Box annotation data
★ ★ ★ ★ ★ ★ ★
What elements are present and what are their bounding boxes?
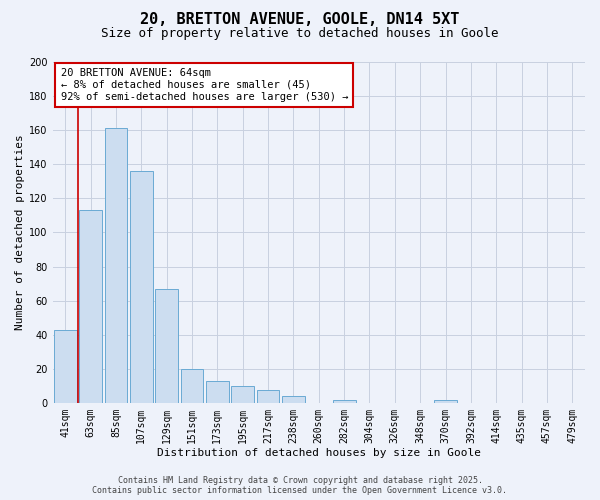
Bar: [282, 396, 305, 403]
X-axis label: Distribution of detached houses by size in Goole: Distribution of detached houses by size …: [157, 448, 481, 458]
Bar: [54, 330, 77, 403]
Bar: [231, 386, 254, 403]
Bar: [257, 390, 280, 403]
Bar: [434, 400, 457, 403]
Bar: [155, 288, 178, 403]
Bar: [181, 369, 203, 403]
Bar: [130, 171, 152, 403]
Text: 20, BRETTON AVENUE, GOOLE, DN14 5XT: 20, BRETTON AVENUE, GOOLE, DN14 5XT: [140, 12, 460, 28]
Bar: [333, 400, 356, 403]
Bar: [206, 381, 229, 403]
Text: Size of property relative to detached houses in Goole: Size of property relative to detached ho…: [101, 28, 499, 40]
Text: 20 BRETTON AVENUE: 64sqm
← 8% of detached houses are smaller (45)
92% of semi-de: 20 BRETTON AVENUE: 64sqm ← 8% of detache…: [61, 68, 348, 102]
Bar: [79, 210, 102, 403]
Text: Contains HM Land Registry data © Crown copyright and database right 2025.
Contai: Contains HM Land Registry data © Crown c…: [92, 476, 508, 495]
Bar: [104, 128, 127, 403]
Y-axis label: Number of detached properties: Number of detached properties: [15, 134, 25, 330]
★ ★ ★ ★ ★ ★ ★
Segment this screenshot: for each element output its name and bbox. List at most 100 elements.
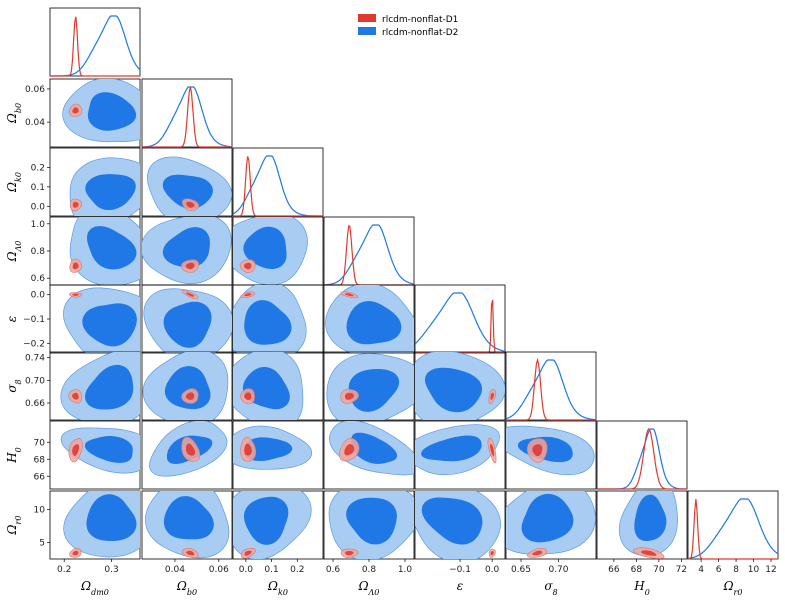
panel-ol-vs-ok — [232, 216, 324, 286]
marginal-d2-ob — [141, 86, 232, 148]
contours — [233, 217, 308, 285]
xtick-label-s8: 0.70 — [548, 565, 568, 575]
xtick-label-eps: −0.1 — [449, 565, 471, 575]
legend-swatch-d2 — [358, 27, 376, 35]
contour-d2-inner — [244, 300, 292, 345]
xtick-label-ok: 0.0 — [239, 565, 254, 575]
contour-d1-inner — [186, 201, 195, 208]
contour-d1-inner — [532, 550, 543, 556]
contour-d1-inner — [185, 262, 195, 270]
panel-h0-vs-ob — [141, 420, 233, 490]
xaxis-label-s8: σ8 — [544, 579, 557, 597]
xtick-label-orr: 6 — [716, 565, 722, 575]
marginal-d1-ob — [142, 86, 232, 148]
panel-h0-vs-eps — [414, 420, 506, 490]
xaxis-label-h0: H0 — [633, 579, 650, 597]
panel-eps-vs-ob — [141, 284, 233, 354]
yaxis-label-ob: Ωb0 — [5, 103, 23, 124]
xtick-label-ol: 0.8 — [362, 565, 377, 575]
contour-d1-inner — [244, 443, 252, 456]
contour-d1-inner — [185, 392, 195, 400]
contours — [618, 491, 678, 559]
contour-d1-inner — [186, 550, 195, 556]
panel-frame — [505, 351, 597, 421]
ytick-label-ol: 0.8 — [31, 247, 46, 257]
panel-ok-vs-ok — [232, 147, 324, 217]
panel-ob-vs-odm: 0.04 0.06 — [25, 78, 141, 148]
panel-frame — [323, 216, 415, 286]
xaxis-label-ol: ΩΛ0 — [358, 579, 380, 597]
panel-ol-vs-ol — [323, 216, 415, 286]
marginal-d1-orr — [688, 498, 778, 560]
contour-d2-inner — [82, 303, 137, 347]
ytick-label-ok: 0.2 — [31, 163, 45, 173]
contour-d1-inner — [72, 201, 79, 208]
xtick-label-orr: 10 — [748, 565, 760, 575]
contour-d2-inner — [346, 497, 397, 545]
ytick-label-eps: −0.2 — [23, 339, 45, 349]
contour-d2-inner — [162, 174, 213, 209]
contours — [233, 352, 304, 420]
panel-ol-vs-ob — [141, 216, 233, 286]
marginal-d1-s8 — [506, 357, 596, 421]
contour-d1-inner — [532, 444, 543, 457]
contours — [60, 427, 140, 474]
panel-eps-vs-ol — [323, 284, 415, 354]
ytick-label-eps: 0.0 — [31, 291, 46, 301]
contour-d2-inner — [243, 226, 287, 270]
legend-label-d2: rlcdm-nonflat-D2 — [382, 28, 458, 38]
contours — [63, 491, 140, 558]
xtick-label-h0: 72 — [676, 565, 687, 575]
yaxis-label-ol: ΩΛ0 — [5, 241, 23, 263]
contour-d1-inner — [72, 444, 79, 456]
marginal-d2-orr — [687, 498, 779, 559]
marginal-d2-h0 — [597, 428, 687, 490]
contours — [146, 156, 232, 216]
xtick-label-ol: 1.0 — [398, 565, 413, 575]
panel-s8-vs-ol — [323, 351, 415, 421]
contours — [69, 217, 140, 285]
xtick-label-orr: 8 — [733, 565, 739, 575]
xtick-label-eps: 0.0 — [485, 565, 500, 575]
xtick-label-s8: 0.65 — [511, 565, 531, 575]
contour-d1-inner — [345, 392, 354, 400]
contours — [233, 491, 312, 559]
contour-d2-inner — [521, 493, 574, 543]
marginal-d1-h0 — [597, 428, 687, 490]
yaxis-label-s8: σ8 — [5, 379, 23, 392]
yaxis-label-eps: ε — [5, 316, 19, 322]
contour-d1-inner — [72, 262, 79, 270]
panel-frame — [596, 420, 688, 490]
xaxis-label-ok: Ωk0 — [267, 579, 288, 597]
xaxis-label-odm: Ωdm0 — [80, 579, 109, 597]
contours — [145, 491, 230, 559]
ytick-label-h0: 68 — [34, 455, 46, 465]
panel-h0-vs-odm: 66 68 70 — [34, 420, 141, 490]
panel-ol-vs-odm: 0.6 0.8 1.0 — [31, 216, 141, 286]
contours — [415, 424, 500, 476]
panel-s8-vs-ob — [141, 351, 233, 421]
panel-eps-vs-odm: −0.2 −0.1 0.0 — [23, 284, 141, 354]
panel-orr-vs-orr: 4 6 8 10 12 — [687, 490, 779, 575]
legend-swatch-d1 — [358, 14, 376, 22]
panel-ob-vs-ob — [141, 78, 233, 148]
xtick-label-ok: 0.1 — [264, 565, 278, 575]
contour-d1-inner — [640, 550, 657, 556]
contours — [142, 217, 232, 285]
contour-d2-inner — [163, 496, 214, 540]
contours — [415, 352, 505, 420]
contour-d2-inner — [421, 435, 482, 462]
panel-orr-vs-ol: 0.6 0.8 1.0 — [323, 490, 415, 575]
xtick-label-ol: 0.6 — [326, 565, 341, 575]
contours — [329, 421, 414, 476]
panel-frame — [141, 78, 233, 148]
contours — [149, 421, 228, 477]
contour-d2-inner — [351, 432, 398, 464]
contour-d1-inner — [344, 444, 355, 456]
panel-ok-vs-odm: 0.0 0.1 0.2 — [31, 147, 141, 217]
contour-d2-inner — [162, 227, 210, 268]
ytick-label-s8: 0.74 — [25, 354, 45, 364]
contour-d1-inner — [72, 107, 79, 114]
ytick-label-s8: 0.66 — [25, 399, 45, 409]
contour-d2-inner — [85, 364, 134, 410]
★ ★ ★ ★ ★ ★ ★
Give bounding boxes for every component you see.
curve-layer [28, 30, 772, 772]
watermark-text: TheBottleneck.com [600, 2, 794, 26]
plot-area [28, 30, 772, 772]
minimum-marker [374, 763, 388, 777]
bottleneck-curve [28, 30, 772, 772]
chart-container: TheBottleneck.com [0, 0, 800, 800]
★ ★ ★ ★ ★ ★ ★
Objective: Extract each line from the items above that contains the string "Registry".

Exercise response:
Text: Contains HM Land Registry data © Crown copyright and database right 2025.
Contai: Contains HM Land Registry data © Crown c…: [92, 476, 508, 495]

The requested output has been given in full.